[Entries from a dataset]
--------------------

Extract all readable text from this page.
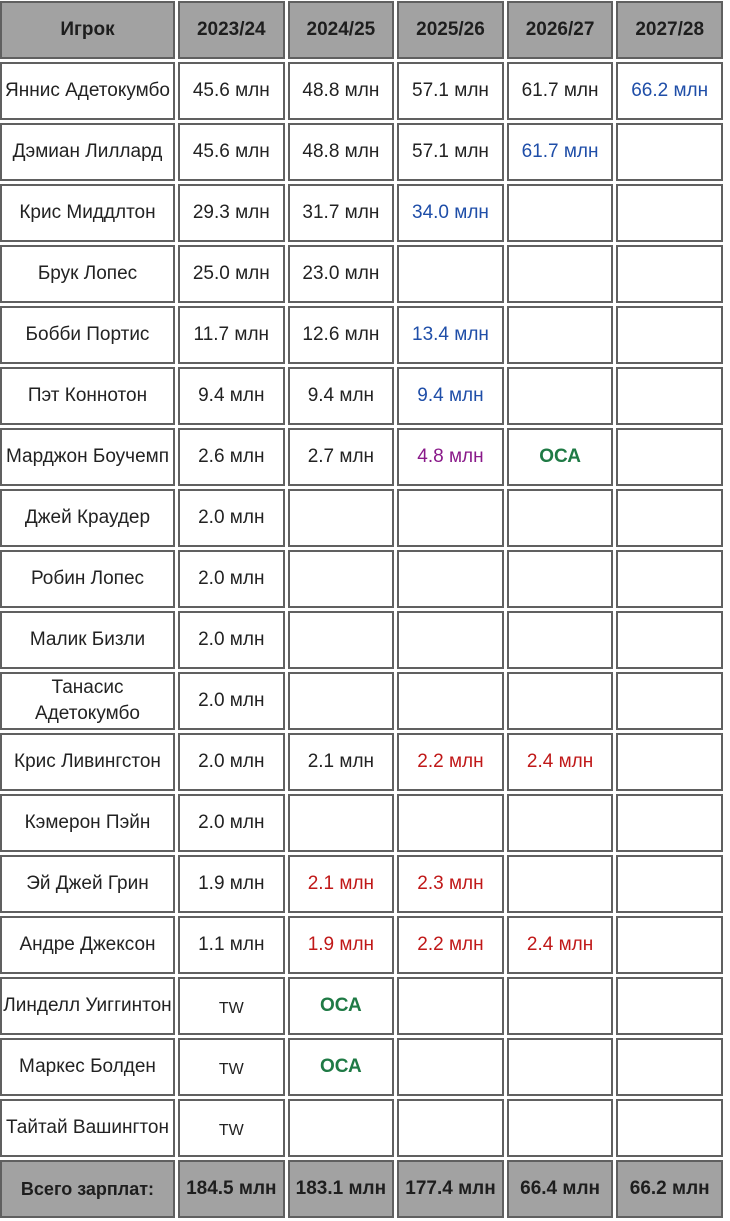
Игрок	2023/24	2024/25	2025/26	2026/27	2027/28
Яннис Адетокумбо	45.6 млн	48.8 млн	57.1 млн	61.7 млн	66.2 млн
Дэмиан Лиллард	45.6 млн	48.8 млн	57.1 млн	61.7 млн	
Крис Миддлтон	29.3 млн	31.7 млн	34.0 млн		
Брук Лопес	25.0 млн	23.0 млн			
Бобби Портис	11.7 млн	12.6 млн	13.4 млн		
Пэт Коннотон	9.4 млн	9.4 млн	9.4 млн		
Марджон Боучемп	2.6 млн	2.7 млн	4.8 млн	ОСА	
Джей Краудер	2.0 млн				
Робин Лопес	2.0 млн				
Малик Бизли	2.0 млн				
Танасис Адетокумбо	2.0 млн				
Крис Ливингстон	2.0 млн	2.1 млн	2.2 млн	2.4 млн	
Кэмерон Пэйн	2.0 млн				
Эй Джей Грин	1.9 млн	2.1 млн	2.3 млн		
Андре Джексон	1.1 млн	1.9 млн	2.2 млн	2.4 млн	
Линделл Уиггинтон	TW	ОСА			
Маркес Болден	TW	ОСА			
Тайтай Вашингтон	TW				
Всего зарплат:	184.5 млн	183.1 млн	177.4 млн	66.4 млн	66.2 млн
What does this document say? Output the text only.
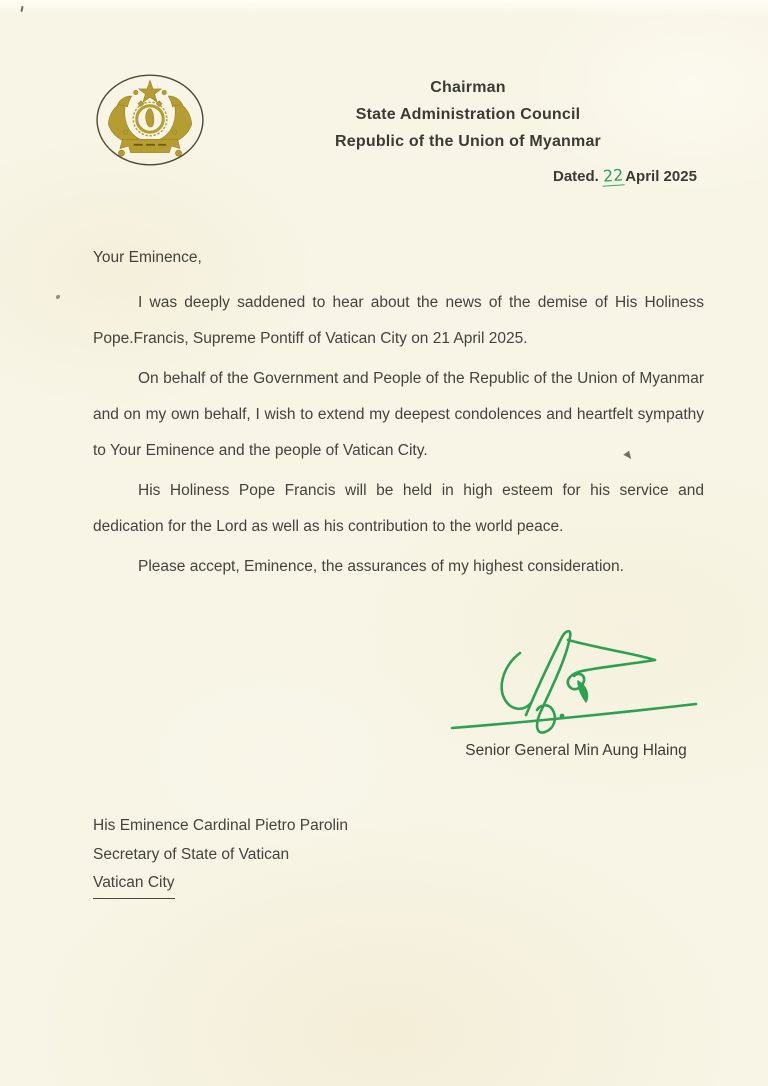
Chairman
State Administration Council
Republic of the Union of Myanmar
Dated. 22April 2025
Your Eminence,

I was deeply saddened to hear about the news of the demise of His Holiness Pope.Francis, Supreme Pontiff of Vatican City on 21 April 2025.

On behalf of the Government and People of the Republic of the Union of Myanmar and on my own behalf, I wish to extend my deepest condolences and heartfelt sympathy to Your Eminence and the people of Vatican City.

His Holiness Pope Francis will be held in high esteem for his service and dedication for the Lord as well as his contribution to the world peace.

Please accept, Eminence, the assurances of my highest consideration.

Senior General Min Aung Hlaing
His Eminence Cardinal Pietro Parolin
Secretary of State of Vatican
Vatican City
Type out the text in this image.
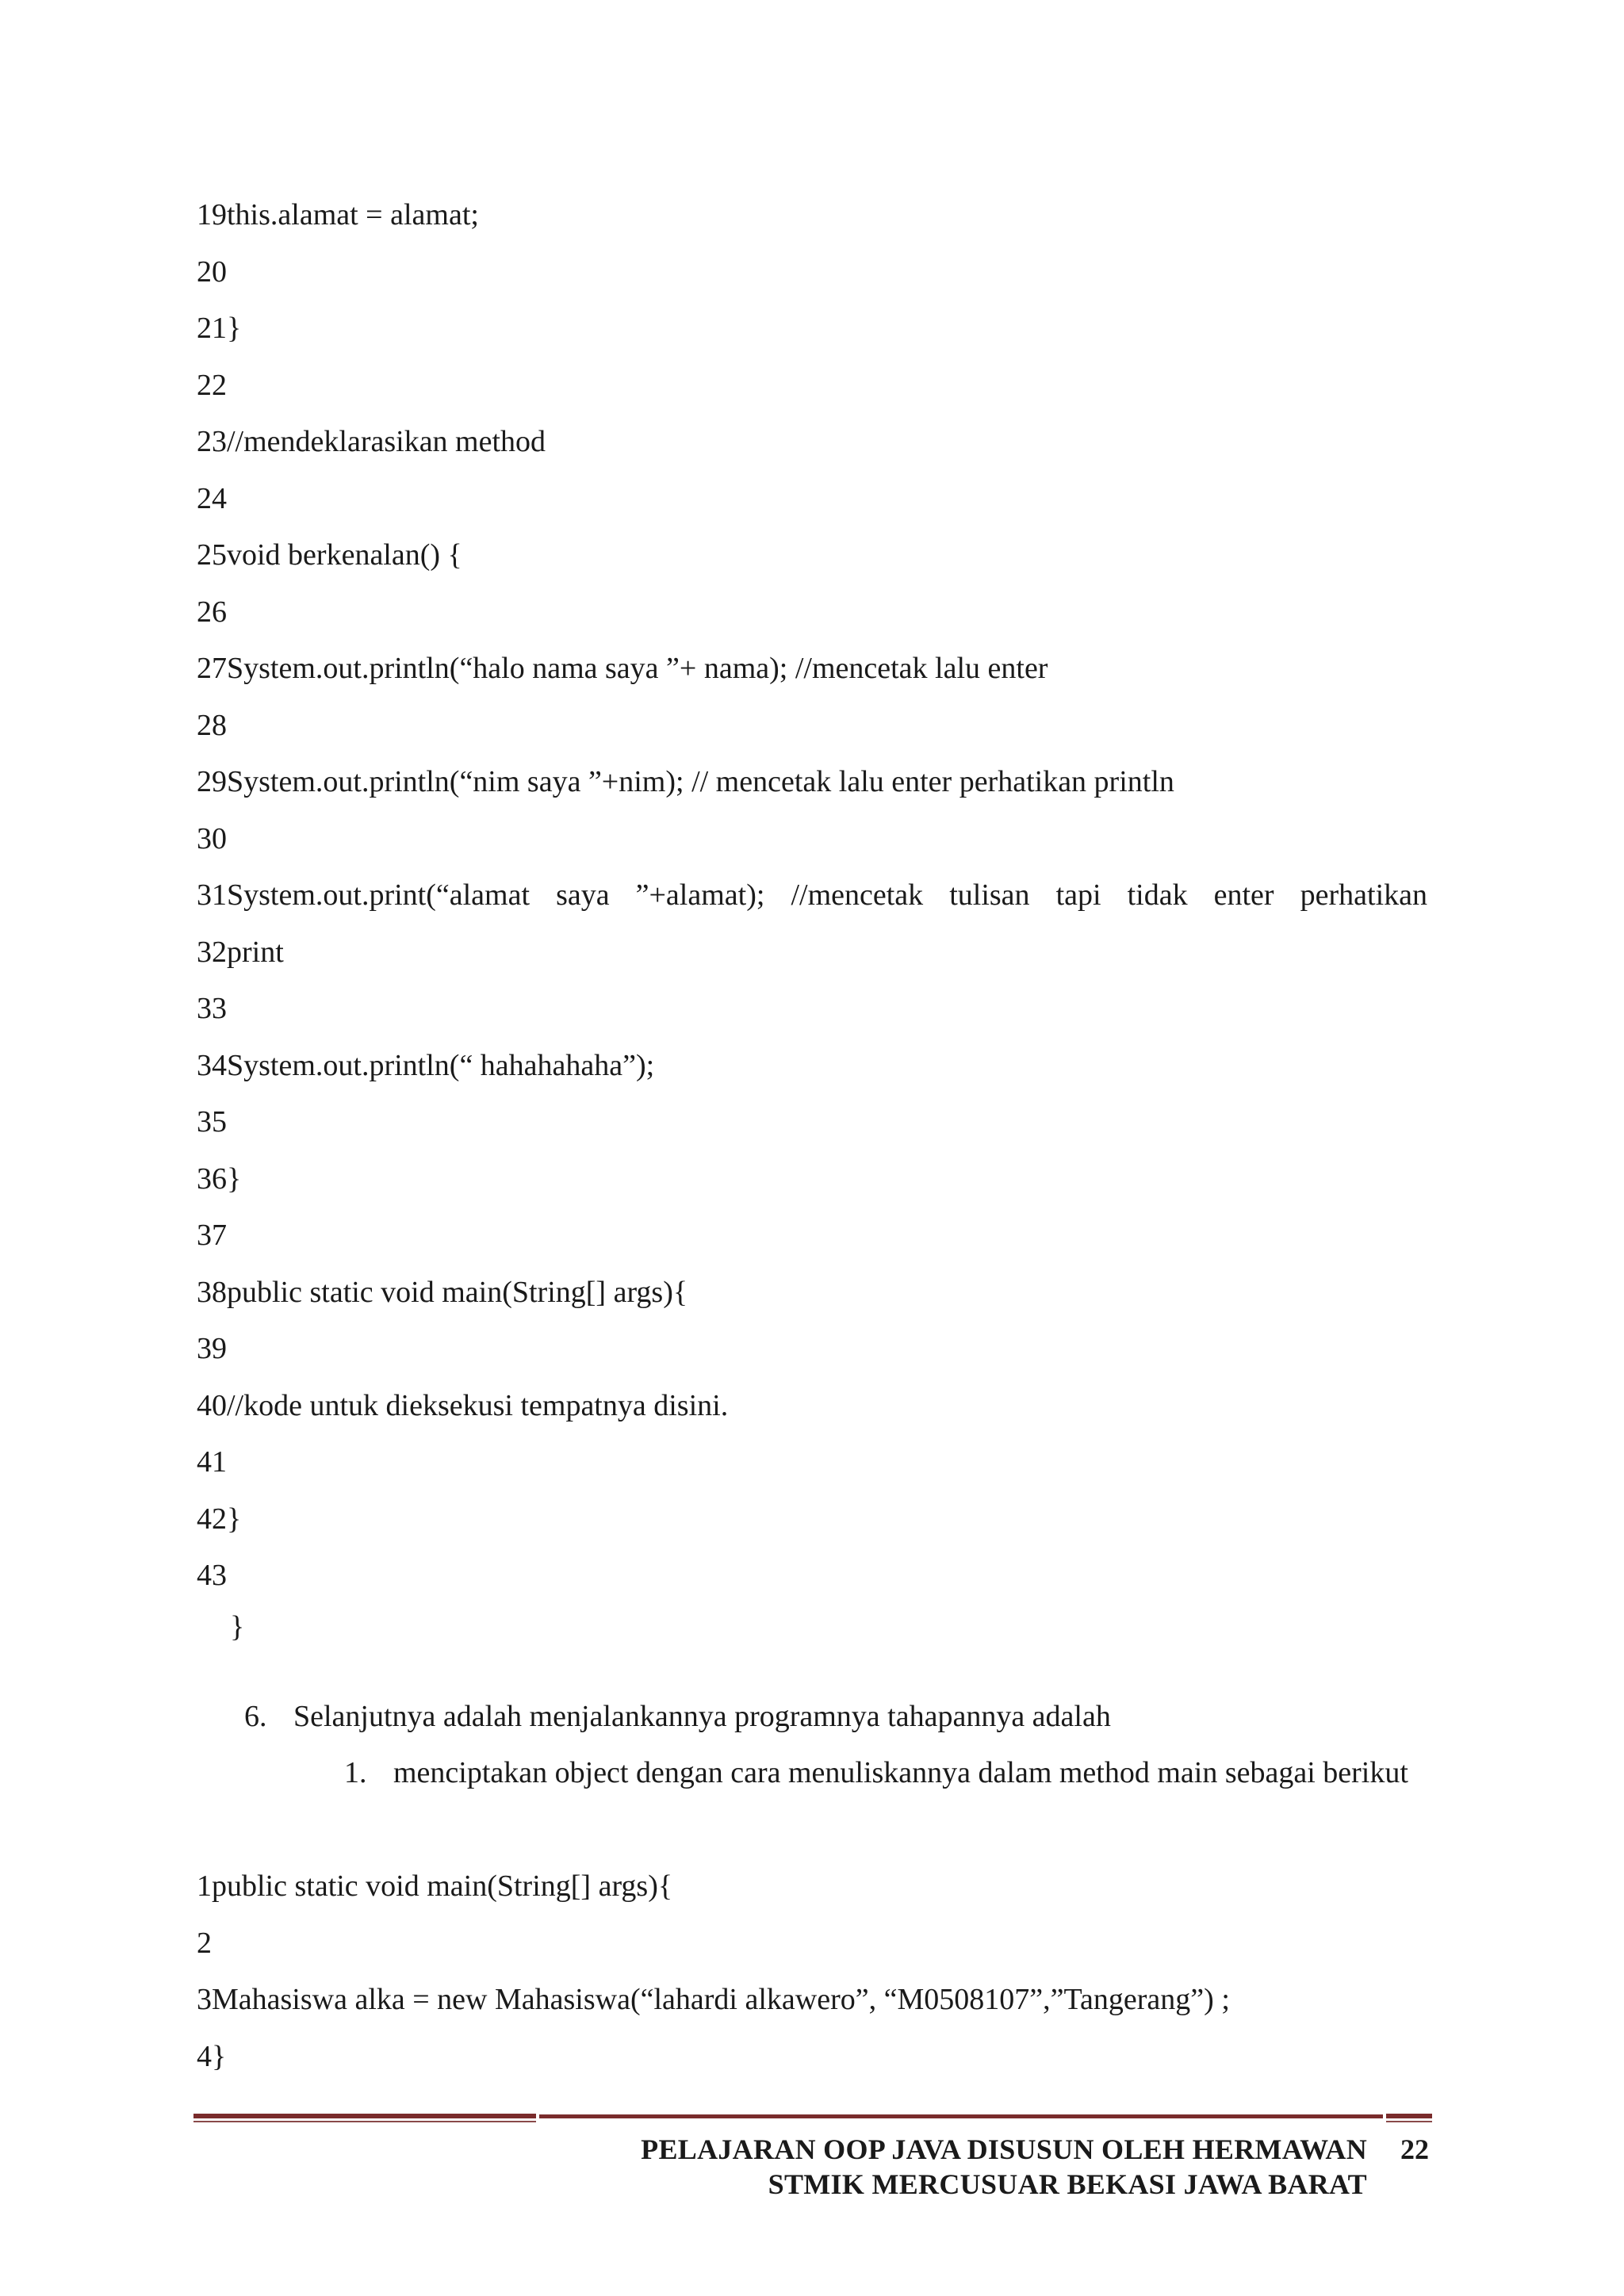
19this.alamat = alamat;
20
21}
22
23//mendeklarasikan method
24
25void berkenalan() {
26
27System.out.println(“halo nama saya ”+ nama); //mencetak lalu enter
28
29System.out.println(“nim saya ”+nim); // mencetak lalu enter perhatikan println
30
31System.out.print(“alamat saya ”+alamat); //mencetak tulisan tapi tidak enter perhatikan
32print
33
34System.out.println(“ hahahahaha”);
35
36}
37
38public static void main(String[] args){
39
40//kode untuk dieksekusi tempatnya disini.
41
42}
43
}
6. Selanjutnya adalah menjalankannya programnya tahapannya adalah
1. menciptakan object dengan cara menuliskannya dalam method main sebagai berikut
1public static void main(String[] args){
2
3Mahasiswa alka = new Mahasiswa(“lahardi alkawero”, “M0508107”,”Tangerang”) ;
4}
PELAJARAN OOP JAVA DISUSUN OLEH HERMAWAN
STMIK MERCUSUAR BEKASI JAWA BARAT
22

--------------------

Task details: Copy out every line holding the string "Джей".

Result of the task:
Джей Краудер	2.0 млн				
Эй Джей Грин	1.9 млн	2.1 млн	2.3 млн		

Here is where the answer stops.